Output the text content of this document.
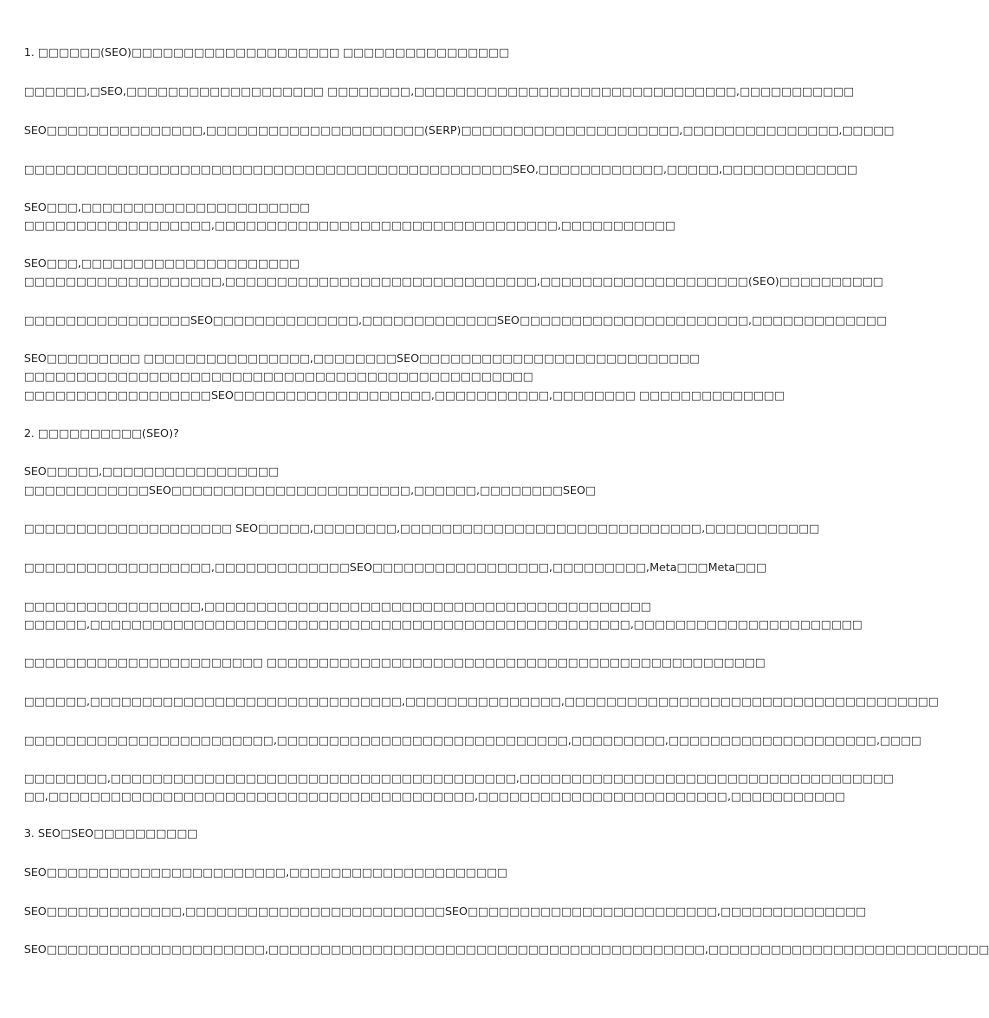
1. □□□□□□(SEO)□□□□□□□□□□□□□□□□□□□□ □□□□□□□□□□□□□□□□
□□□□□□,□SEO,□□□□□□□□□□□□□□□□□□□ □□□□□□□□,□□□□□□□□□□□□□□□□□□□□□□□□□□□□□□□,□□□□□□□□□□□
SEO□□□□□□□□□□□□□□□,□□□□□□□□□□□□□□□□□□□□□(SERP)□□□□□□□□□□□□□□□□□□□□□,□□□□□□□□□□□□□□□,□□□□□
□□□□□□□□□□□□□□□□□□□□□□□□□□□□□□□□□□□□□□□□□□□□□□□SEO,□□□□□□□□□□□□,□□□□□,□□□□□□□□□□□□□
SEO□□□,□□□□□□□□□□□□□□□□□□□□□□
□□□□□□□□□□□□□□□□□□,□□□□□□□□□□□□□□□□□□□□□□□□□□□□□□□□□,□□□□□□□□□□□
SEO□□□,□□□□□□□□□□□□□□□□□□□□□
□□□□□□□□□□□□□□□□□□□,□□□□□□□□□□□□□□□□□□□□□□□□□□□□□□,□□□□□□□□□□□□□□□□□□□□(SEO)□□□□□□□□□□
□□□□□□□□□□□□□□□□SEO□□□□□□□□□□□□□□,□□□□□□□□□□□□□SEO□□□□□□□□□□□□□□□□□□□□□□,□□□□□□□□□□□□□
SEO□□□□□□□□□ □□□□□□□□□□□□□□□□,□□□□□□□□SEO□□□□□□□□□□□□□□□□□□□□□□□□□□□
□□□□□□□□□□□□□□□□□□□□□□□□□□□□□□□□□□□□□□□□□□□□□□□□□
□□□□□□□□□□□□□□□□□□SEO□□□□□□□□□□□□□□□□□□□,□□□□□□□□□□□,□□□□□□□□ □□□□□□□□□□□□□□
2. □□□□□□□□□□(SEO)?
SEO□□□□□,□□□□□□□□□□□□□□□□□
□□□□□□□□□□□□SEO□□□□□□□□□□□□□□□□□□□□□□□,□□□□□□,□□□□□□□□SEO□
□□□□□□□□□□□□□□□□□□□□ SEO□□□□□,□□□□□□□□,□□□□□□□□□□□□□□□□□□□□□□□□□□□□□,□□□□□□□□□□□
□□□□□□□□□□□□□□□□□□,□□□□□□□□□□□□□SEO□□□□□□□□□□□□□□□□□,□□□□□□□□□,Meta□□□Meta□□□
□□□□□□□□□□□□□□□□□,□□□□□□□□□□□□□□□□□□□□□□□□□□□□□□□□□□□□□□□□□□□
□□□□□□,□□□□□□□□□□□□□□□□□□□□□□□□□□□□□□□□□□□□□□□□□□□□□□□□□□□□,□□□□□□□□□□□□□□□□□□□□□□
□□□□□□□□□□□□□□□□□□□□□□□ □□□□□□□□□□□□□□□□□□□□□□□□□□□□□□□□□□□□□□□□□□□□□□□□
□□□□□□,□□□□□□□□□□□□□□□□□□□□□□□□□□□□□□,□□□□□□□□□□□□□□□,□□□□□□□□□□□□□□□□□□□□□□□□□□□□□□□□□□□□
□□□□□□□□□□□□□□□□□□□□□□□□,□□□□□□□□□□□□□□□□□□□□□□□□□□□□,□□□□□□□□□,□□□□□□□□□□□□□□□□□□□□,□□□□
□□□□□□□□,□□□□□□□□□□□□□□□□□□□□□□□□□□□□□□□□□□□□□□□,□□□□□□□□□□□□□□□□□□□□□□□□□□□□□□□□□□□□
□□,□□□□□□□□□□□□□□□□□□□□□□□□□□□□□□□□□□□□□□□□□,□□□□□□□□□□□□□□□□□□□□□□□□,□□□□□□□□□□□
3. SEO□SEO□□□□□□□□□□
SEO□□□□□□□□□□□□□□□□□□□□□□□,□□□□□□□□□□□□□□□□□□□□□
SEO□□□□□□□□□□□□□,□□□□□□□□□□□□□□□□□□□□□□□□□SEO□□□□□□□□□□□□□□□□□□□□□□□□,□□□□□□□□□□□□□□
SEO□□□□□□□□□□□□□□□□□□□□□,□□□□□□□□□□□□□□□□□□□□□□□□□□□□□□□□□□□□□□□□□□,□□□□□□□□□□□□□□□□□□□□□□□□□□□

───

• _Exercise instructions_
Reproduce all of the material above word for word. Omit the pictures.

• _Solution_
Output the text content of this document.
1. □□□□□□(SEO)□□□□□□□□□□□□□□□□□□□□ □□□□□□□□□□□□□□□□
□□□□□□,□SEO,□□□□□□□□□□□□□□□□□□□ □□□□□□□□,□□□□□□□□□□□□□□□□□□□□□□□□□□□□□□□,□□□□□□□□□□□
SEO□□□□□□□□□□□□□□□,□□□□□□□□□□□□□□□□□□□□□(SERP)□□□□□□□□□□□□□□□□□□□□□,□□□□□□□□□□□□□□□,□□□□□
□□□□□□□□□□□□□□□□□□□□□□□□□□□□□□□□□□□□□□□□□□□□□□□SEO,□□□□□□□□□□□□,□□□□□,□□□□□□□□□□□□□
SEO□□□,□□□□□□□□□□□□□□□□□□□□□□
□□□□□□□□□□□□□□□□□□,□□□□□□□□□□□□□□□□□□□□□□□□□□□□□□□□□,□□□□□□□□□□□
SEO□□□,□□□□□□□□□□□□□□□□□□□□□
□□□□□□□□□□□□□□□□□□□,□□□□□□□□□□□□□□□□□□□□□□□□□□□□□□,□□□□□□□□□□□□□□□□□□□□(SEO)□□□□□□□□□□
□□□□□□□□□□□□□□□□SEO□□□□□□□□□□□□□□,□□□□□□□□□□□□□SEO□□□□□□□□□□□□□□□□□□□□□□,□□□□□□□□□□□□□
SEO□□□□□□□□□ □□□□□□□□□□□□□□□□,□□□□□□□□SEO□□□□□□□□□□□□□□□□□□□□□□□□□□□
□□□□□□□□□□□□□□□□□□□□□□□□□□□□□□□□□□□□□□□□□□□□□□□□□
□□□□□□□□□□□□□□□□□□SEO□□□□□□□□□□□□□□□□□□□,□□□□□□□□□□□,□□□□□□□□ □□□□□□□□□□□□□□
2. □□□□□□□□□□(SEO)?
SEO□□□□□,□□□□□□□□□□□□□□□□□
□□□□□□□□□□□□SEO□□□□□□□□□□□□□□□□□□□□□□□,□□□□□□,□□□□□□□□SEO□
□□□□□□□□□□□□□□□□□□□□ SEO□□□□□,□□□□□□□□,□□□□□□□□□□□□□□□□□□□□□□□□□□□□□,□□□□□□□□□□□
□□□□□□□□□□□□□□□□□□,□□□□□□□□□□□□□SEO□□□□□□□□□□□□□□□□□,□□□□□□□□□,Meta□□□Meta□□□
□□□□□□□□□□□□□□□□□,□□□□□□□□□□□□□□□□□□□□□□□□□□□□□□□□□□□□□□□□□□□
□□□□□□,□□□□□□□□□□□□□□□□□□□□□□□□□□□□□□□□□□□□□□□□□□□□□□□□□□□□,□□□□□□□□□□□□□□□□□□□□□□
□□□□□□□□□□□□□□□□□□□□□□□ □□□□□□□□□□□□□□□□□□□□□□□□□□□□□□□□□□□□□□□□□□□□□□□□
□□□□□□,□□□□□□□□□□□□□□□□□□□□□□□□□□□□□□,□□□□□□□□□□□□□□□,□□□□□□□□□□□□□□□□□□□□□□□□□□□□□□□□□□□□
□□□□□□□□□□□□□□□□□□□□□□□□,□□□□□□□□□□□□□□□□□□□□□□□□□□□□,□□□□□□□□□,□□□□□□□□□□□□□□□□□□□□,□□□□
□□□□□□□□,□□□□□□□□□□□□□□□□□□□□□□□□□□□□□□□□□□□□□□□,□□□□□□□□□□□□□□□□□□□□□□□□□□□□□□□□□□□□
□□,□□□□□□□□□□□□□□□□□□□□□□□□□□□□□□□□□□□□□□□□□,□□□□□□□□□□□□□□□□□□□□□□□□,□□□□□□□□□□□
3. SEO□SEO□□□□□□□□□□
SEO□□□□□□□□□□□□□□□□□□□□□□□,□□□□□□□□□□□□□□□□□□□□□
SEO□□□□□□□□□□□□□,□□□□□□□□□□□□□□□□□□□□□□□□□SEO□□□□□□□□□□□□□□□□□□□□□□□□,□□□□□□□□□□□□□□
SEO□□□□□□□□□□□□□□□□□□□□□,□□□□□□□□□□□□□□□□□□□□□□□□□□□□□□□□□□□□□□□□□□,□□□□□□□□□□□□□□□□□□□□□□□□□□□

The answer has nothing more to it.